What the task asks ▸
Please copy out every line from the one containing "trace-row-23 (77, 449, 573, 454)" down to the one containing "x-tick-label: 8 (337, 471, 347, 489)", both included, reproducing each one exactly.

Entries supplied ▸
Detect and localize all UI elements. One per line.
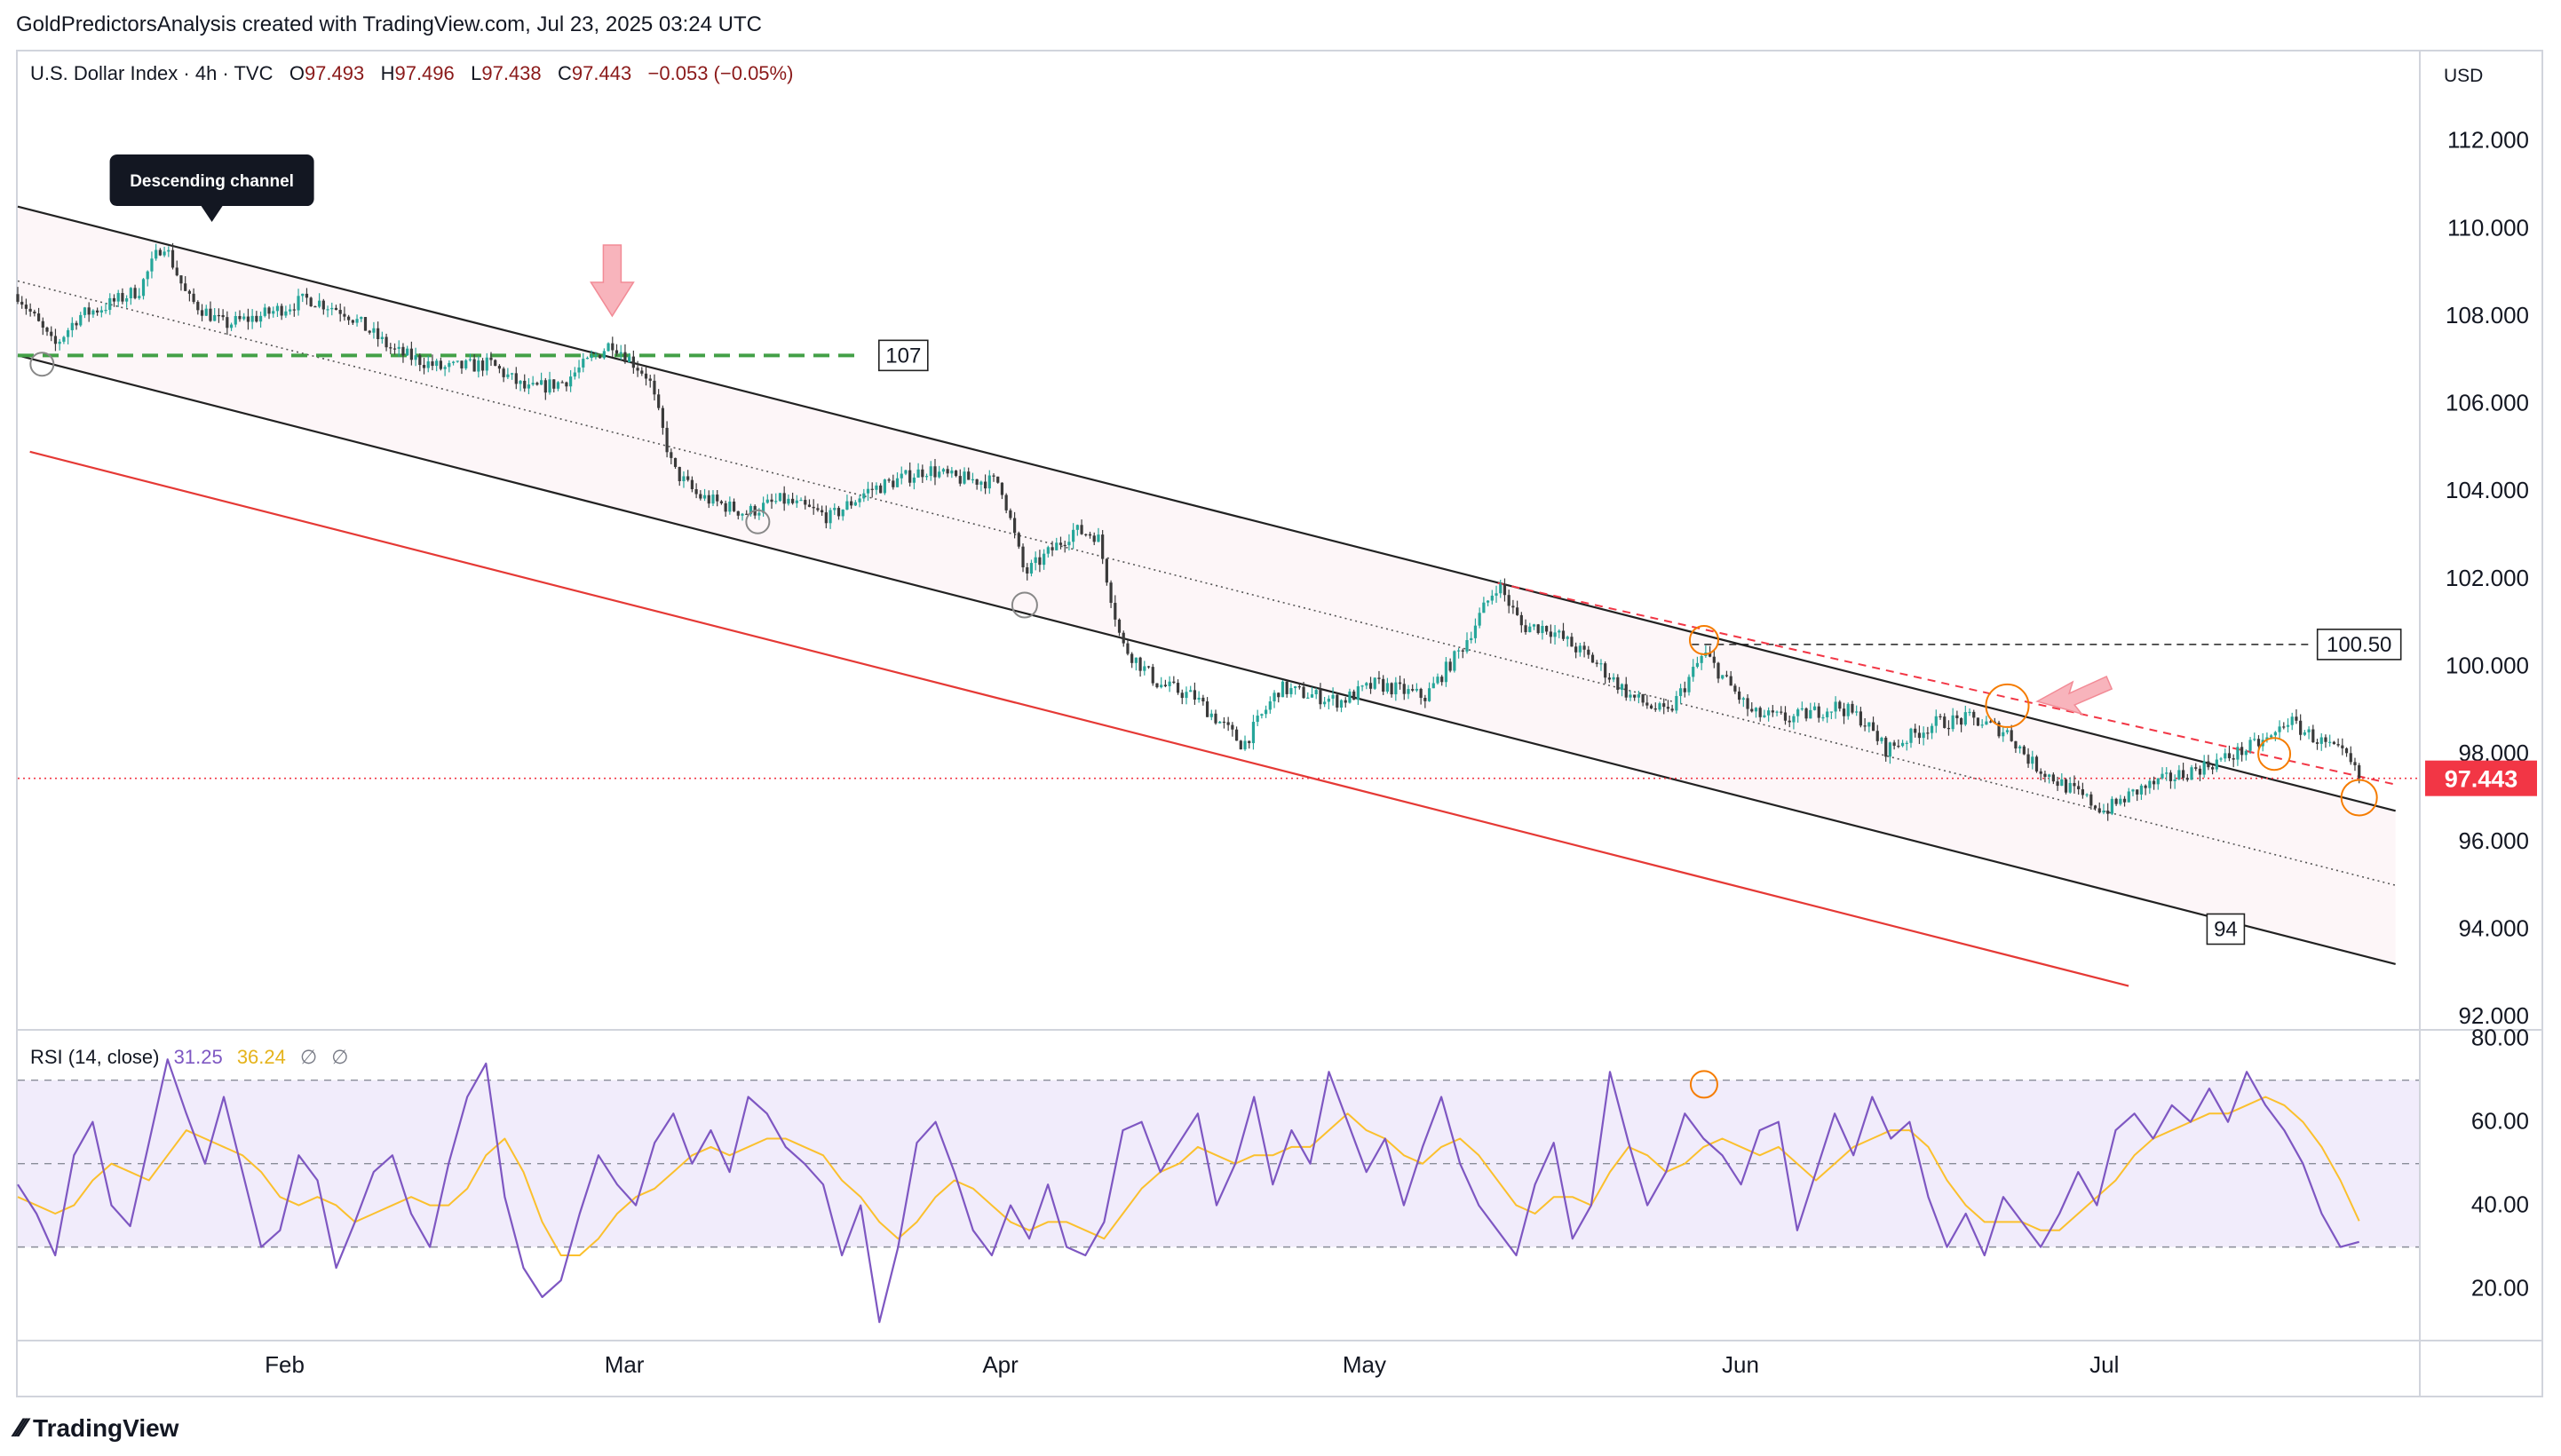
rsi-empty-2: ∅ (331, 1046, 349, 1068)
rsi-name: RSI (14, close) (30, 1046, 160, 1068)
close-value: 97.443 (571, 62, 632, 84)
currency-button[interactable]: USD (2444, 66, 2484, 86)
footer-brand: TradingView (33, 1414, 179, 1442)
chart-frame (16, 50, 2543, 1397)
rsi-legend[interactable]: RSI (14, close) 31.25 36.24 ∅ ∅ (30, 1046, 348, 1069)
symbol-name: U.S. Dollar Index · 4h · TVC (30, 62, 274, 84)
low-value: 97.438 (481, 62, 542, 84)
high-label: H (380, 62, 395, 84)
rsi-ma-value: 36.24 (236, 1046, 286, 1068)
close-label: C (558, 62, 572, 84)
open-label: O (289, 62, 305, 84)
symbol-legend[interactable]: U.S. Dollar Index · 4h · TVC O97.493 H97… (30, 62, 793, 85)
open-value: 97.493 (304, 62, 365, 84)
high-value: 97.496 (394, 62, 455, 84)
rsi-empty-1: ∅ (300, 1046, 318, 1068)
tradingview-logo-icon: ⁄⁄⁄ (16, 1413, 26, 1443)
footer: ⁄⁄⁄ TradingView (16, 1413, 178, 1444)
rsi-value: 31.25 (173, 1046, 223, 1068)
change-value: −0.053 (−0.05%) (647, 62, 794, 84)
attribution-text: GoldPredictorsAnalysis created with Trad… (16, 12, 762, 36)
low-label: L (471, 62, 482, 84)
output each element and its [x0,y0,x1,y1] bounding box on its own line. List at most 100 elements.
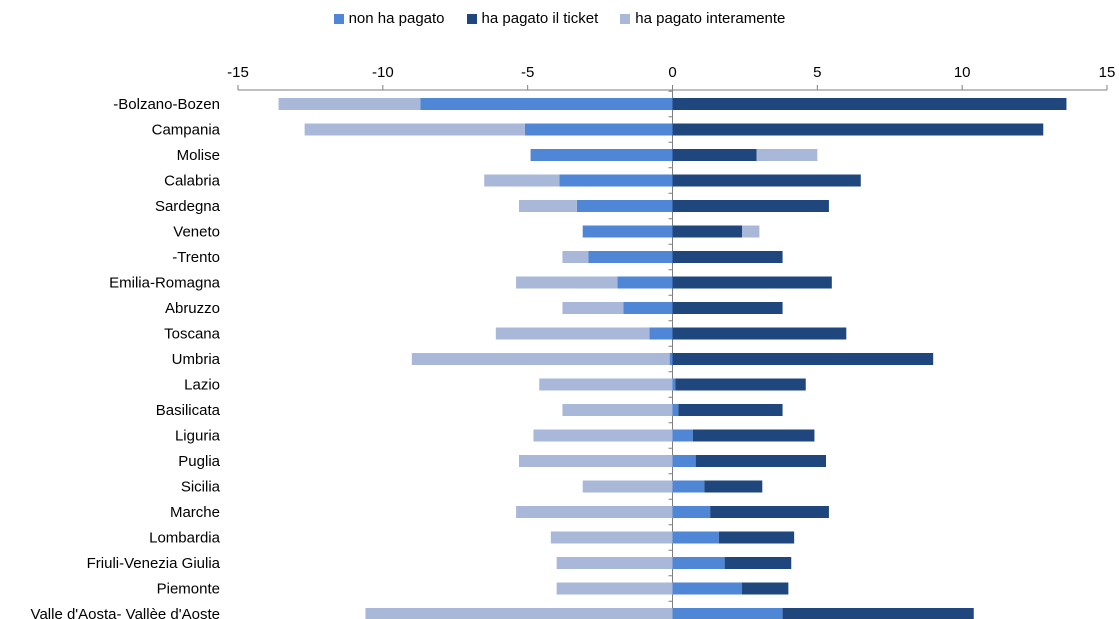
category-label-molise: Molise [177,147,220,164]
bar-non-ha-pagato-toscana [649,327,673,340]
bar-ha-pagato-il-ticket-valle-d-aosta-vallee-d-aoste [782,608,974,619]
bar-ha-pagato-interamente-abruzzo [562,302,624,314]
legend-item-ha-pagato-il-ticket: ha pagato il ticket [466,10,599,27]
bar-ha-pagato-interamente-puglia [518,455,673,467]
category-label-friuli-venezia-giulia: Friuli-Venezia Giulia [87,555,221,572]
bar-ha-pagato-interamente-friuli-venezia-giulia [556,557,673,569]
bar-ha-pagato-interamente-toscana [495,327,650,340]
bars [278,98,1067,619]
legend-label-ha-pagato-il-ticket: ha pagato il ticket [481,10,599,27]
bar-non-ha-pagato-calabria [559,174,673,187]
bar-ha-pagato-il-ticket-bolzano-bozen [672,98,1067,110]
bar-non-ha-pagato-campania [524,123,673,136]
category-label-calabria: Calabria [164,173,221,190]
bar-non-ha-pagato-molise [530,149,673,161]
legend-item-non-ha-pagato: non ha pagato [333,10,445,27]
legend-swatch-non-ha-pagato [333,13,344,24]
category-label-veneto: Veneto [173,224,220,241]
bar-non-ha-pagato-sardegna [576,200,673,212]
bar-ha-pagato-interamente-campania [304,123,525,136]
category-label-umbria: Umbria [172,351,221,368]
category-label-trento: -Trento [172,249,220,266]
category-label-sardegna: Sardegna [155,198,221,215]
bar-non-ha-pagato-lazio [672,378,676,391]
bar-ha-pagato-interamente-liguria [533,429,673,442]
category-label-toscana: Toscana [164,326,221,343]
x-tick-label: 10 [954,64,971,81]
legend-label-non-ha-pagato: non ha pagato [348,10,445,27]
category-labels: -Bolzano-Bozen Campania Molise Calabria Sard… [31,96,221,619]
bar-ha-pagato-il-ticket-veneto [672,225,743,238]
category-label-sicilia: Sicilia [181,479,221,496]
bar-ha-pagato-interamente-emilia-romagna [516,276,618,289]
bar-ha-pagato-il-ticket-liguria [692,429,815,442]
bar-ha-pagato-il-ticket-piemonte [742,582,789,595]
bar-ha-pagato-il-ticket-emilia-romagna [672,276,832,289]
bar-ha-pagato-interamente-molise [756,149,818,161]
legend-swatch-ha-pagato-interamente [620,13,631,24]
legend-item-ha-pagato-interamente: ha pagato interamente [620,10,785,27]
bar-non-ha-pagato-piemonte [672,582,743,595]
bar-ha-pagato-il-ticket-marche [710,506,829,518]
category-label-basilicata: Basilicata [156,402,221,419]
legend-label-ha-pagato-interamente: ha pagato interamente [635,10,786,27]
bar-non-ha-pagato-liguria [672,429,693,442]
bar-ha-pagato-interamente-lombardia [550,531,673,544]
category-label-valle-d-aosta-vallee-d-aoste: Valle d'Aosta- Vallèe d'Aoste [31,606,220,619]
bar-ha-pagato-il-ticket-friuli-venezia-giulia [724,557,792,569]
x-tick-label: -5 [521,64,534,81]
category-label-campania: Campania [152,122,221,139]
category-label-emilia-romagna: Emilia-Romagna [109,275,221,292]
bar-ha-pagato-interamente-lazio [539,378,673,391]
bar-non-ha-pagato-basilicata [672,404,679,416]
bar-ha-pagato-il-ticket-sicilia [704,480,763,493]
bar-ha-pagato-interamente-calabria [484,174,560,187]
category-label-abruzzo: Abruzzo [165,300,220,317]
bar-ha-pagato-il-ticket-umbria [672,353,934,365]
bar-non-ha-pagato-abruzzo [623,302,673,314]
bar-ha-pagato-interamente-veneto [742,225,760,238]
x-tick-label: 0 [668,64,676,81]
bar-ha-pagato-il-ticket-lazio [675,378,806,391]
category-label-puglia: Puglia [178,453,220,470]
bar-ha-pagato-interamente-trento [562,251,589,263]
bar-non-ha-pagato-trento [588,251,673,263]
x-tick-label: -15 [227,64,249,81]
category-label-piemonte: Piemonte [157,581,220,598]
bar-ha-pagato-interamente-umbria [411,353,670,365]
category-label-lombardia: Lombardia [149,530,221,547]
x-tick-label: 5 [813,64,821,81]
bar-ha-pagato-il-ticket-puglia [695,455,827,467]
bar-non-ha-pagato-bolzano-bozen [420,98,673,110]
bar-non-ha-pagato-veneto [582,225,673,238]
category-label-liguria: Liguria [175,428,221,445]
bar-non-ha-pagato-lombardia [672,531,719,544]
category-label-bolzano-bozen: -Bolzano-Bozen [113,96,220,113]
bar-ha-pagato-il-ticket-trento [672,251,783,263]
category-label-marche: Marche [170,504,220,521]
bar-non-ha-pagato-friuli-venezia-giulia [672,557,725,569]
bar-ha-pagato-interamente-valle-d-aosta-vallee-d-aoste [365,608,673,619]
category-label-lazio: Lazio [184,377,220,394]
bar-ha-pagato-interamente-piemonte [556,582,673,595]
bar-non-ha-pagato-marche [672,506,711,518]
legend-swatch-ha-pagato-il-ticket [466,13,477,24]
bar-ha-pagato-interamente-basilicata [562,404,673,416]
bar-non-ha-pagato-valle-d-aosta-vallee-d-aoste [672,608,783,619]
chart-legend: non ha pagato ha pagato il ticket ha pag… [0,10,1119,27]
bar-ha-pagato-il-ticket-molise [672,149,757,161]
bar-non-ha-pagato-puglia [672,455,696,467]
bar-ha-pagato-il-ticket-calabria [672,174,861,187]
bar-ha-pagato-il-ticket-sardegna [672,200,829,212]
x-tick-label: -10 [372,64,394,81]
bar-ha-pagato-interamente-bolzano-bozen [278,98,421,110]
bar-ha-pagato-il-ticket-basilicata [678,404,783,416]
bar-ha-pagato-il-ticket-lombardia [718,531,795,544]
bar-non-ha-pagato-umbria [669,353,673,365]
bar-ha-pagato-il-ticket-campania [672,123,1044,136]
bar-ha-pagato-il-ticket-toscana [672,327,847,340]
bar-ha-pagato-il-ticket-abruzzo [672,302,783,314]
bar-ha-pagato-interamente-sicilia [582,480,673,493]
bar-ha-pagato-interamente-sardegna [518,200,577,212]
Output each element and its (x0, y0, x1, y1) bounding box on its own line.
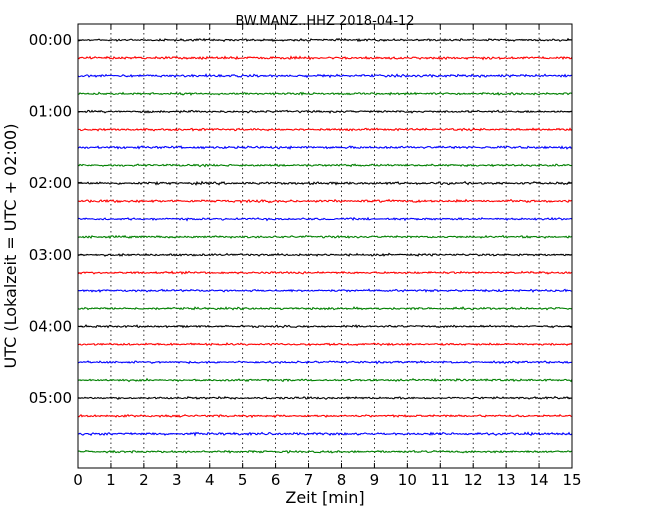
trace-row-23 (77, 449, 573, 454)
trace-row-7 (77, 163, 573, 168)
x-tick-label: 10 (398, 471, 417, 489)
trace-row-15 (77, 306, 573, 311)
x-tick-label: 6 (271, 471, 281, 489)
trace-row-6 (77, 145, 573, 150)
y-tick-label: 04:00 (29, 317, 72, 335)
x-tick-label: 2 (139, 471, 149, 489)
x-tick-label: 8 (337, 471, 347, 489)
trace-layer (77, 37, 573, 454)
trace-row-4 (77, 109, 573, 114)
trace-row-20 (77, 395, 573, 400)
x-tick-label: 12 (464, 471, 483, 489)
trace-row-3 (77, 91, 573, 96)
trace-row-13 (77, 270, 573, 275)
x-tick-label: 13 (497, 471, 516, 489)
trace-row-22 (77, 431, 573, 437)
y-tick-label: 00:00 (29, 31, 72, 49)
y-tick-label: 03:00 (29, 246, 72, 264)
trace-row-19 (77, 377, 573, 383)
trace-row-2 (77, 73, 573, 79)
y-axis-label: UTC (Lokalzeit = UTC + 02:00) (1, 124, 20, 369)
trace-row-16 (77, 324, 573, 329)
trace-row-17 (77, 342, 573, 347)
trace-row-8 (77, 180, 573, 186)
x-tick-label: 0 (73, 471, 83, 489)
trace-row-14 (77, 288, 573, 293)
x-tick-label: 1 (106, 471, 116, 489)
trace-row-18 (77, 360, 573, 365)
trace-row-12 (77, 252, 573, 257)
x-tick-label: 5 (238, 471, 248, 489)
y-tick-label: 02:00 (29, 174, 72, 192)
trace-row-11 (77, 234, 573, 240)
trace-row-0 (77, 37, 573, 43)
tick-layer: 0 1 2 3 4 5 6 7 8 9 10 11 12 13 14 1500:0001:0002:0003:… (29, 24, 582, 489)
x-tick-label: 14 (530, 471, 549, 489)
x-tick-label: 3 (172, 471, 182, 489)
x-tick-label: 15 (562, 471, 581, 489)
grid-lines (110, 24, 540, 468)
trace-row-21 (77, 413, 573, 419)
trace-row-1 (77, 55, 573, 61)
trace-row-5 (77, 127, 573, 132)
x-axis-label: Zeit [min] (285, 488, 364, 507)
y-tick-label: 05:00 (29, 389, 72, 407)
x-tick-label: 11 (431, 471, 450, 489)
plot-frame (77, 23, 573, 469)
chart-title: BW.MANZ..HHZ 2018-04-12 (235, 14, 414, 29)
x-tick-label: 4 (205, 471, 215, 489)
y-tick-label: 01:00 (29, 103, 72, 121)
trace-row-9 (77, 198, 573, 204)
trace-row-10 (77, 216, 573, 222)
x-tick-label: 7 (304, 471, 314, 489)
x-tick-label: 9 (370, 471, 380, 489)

Full output ▸
trace-row-23 (77, 449, 573, 454)
trace-row-7 (77, 163, 573, 168)
x-tick-label: 10 (398, 471, 417, 489)
trace-row-15 (77, 306, 573, 311)
x-tick-label: 6 (271, 471, 281, 489)
trace-row-6 (77, 145, 573, 150)
y-tick-label: 04:00 (29, 317, 72, 335)
x-tick-label: 2 (139, 471, 149, 489)
x-tick-label: 8 (337, 471, 347, 489)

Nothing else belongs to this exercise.